> **WHAT IS REQUIRED**:
Filter the records for lines holding the string "wrongly".

[Rows from a figure dataset]
+ + + +

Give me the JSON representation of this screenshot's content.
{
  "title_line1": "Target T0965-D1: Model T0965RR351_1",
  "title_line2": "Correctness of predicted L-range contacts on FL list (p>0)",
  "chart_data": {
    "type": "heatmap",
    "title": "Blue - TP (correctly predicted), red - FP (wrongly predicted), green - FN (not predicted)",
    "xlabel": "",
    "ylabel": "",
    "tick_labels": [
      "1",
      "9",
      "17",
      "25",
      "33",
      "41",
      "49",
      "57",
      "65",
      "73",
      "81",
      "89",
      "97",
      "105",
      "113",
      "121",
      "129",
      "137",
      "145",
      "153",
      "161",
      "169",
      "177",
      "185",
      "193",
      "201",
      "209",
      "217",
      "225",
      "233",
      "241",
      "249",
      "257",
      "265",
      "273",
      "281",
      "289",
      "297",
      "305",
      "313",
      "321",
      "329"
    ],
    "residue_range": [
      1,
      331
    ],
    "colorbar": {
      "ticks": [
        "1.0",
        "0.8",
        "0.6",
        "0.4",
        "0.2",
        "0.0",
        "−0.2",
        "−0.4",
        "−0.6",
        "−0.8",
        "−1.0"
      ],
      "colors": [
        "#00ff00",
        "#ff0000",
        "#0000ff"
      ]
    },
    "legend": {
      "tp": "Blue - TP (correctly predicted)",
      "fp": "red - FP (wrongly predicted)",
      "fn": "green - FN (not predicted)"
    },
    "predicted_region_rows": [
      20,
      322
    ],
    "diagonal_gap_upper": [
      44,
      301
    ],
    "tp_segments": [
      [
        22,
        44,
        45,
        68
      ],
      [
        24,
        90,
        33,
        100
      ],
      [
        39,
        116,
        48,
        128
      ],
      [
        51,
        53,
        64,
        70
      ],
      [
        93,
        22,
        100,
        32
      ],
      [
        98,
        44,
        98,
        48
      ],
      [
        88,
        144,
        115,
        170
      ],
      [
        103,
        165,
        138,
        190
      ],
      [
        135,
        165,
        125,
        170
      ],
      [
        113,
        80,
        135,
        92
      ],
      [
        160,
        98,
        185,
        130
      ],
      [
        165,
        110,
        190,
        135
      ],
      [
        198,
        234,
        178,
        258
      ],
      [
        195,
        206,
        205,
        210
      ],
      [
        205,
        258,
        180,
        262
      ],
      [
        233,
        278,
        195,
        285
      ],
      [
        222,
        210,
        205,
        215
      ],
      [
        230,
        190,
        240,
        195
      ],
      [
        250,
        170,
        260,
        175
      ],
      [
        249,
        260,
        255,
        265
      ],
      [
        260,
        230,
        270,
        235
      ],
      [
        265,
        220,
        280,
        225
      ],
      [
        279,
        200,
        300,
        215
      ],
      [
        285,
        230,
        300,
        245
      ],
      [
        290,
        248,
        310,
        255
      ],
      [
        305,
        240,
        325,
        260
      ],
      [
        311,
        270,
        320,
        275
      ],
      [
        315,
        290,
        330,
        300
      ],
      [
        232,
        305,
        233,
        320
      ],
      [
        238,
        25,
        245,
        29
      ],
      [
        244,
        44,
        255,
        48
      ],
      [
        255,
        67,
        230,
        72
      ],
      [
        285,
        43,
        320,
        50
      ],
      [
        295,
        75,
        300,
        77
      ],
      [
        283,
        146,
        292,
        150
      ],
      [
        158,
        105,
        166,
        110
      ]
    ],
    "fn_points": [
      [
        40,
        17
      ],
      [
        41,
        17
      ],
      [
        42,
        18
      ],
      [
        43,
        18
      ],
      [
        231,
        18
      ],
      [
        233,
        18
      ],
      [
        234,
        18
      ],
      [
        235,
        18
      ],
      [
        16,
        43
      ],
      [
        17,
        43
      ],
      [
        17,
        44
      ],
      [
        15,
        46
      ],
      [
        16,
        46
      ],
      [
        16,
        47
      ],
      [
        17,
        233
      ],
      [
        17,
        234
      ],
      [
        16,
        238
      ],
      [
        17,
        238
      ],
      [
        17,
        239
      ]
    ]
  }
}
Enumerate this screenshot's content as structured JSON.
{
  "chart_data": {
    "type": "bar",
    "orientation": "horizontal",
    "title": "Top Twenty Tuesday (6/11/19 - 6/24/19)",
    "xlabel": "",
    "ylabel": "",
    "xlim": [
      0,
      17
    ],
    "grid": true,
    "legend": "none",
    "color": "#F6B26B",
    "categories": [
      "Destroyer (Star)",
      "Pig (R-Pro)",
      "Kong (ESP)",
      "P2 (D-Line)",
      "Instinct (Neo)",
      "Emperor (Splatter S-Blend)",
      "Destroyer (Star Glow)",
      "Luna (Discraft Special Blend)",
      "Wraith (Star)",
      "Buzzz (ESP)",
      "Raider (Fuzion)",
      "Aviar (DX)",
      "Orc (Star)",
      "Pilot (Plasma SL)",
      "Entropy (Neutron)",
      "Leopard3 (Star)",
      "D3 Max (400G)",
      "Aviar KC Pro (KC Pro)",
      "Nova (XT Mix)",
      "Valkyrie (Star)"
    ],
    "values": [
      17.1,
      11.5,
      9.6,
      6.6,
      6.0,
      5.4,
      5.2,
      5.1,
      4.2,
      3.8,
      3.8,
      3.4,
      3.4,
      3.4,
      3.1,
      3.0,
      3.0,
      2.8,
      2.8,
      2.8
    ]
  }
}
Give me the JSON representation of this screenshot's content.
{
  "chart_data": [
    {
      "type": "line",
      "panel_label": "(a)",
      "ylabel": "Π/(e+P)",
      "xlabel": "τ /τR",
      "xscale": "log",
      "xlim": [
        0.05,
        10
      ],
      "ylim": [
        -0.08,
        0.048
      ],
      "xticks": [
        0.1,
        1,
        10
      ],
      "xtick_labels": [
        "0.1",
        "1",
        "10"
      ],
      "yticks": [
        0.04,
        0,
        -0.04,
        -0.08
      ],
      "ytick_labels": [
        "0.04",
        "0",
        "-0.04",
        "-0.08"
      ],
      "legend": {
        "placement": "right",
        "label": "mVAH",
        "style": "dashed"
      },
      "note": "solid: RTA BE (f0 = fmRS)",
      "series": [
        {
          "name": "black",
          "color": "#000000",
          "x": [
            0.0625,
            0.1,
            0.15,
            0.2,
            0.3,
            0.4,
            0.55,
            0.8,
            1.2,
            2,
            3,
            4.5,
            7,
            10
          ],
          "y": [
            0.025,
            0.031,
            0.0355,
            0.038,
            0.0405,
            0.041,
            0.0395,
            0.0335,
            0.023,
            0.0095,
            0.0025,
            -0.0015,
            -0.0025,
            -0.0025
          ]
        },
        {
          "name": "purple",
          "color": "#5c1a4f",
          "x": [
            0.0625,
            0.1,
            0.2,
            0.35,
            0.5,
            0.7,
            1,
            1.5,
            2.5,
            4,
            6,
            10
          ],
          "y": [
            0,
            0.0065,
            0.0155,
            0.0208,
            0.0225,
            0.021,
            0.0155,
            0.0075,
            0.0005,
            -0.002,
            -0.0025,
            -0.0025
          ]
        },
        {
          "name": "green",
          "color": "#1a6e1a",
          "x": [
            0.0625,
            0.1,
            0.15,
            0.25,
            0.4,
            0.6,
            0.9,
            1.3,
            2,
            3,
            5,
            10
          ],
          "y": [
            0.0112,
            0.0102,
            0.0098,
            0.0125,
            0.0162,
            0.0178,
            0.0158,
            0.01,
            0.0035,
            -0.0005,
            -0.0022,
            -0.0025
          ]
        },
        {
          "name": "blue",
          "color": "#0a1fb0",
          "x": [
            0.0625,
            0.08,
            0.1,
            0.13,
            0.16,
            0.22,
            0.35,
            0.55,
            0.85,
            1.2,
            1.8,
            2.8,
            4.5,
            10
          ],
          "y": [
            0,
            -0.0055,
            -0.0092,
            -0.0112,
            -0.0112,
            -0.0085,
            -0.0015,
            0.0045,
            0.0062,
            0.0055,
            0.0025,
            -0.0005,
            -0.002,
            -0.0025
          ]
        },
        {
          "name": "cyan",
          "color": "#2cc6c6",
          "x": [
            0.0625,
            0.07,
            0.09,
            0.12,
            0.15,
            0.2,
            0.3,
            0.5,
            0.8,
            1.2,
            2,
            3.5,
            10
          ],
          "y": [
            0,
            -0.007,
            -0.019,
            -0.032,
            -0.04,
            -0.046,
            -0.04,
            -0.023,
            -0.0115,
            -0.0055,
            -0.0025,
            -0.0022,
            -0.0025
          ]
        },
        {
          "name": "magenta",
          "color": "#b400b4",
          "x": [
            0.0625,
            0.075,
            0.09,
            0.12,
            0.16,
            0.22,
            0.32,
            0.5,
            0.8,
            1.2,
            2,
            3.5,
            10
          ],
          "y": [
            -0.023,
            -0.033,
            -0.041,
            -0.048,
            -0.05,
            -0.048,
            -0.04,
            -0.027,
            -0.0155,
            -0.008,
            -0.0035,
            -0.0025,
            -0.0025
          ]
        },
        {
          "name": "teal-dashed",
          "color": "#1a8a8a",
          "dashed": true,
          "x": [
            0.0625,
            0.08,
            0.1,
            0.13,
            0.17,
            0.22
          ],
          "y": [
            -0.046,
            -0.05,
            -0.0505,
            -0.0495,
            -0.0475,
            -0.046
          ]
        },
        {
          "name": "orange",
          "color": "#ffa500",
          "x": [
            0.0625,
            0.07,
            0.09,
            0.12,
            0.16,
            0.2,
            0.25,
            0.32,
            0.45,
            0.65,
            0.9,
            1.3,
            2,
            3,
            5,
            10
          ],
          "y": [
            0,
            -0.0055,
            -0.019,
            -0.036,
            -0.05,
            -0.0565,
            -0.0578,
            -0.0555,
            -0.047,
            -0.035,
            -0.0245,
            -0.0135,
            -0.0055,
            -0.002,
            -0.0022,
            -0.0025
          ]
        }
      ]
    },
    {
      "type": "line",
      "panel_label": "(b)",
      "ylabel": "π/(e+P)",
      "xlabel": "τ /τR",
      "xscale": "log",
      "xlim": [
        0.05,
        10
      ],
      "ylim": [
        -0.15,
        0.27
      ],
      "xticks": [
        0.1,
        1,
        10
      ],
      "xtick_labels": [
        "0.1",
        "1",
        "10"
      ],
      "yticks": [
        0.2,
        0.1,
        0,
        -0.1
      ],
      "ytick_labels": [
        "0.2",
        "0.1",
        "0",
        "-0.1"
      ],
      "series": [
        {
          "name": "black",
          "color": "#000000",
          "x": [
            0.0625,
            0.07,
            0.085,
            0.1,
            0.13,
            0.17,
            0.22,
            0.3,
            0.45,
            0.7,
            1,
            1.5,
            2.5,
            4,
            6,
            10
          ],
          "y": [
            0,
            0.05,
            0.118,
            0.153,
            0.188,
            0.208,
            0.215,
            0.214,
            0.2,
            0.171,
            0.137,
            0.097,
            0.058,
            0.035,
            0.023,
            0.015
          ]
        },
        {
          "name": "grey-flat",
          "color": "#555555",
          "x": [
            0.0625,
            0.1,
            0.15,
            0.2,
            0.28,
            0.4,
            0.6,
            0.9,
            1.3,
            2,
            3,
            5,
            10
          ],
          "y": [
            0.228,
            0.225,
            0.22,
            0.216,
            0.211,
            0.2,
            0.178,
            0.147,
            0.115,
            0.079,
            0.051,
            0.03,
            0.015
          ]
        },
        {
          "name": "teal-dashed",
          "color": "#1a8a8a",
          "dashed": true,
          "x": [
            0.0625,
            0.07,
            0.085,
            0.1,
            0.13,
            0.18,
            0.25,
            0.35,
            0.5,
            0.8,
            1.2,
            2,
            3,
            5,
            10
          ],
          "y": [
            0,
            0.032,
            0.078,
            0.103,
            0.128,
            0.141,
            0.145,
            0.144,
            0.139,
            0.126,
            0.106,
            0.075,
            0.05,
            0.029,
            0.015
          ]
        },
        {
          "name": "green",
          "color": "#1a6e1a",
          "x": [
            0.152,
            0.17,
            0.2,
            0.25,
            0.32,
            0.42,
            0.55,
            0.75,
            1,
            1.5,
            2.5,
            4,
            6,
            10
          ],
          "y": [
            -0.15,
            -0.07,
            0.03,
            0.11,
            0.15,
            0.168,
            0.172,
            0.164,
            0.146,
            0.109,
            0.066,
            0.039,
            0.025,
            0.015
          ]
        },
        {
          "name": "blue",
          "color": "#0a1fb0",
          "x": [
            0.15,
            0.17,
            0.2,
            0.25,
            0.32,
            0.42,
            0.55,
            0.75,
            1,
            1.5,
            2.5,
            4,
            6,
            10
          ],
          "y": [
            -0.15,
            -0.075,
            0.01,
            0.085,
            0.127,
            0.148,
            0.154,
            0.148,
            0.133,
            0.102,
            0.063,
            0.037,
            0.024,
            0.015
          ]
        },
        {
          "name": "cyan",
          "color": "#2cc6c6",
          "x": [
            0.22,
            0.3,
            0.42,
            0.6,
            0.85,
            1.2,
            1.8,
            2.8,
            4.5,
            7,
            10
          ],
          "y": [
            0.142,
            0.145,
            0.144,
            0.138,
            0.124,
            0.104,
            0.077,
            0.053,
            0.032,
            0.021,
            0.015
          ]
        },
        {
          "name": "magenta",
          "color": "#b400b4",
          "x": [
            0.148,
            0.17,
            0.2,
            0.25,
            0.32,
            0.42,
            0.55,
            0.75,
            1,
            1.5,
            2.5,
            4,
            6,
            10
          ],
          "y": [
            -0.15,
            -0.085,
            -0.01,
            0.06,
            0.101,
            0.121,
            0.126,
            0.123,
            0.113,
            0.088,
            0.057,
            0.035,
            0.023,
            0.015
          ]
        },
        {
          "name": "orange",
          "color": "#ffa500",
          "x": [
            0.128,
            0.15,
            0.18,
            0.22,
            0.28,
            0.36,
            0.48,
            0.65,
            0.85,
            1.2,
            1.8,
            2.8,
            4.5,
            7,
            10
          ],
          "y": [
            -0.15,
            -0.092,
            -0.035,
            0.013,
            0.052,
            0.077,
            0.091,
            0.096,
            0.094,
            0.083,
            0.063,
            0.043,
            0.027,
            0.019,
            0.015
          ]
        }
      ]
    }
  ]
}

+ + + +

> **TASK RESPONSE**:
    "title": "Blue - TP (correctly predicted), red - FP (wrongly predicted), green - FN (not predicted)",
      "fp": "red - FP (wrongly predicted)",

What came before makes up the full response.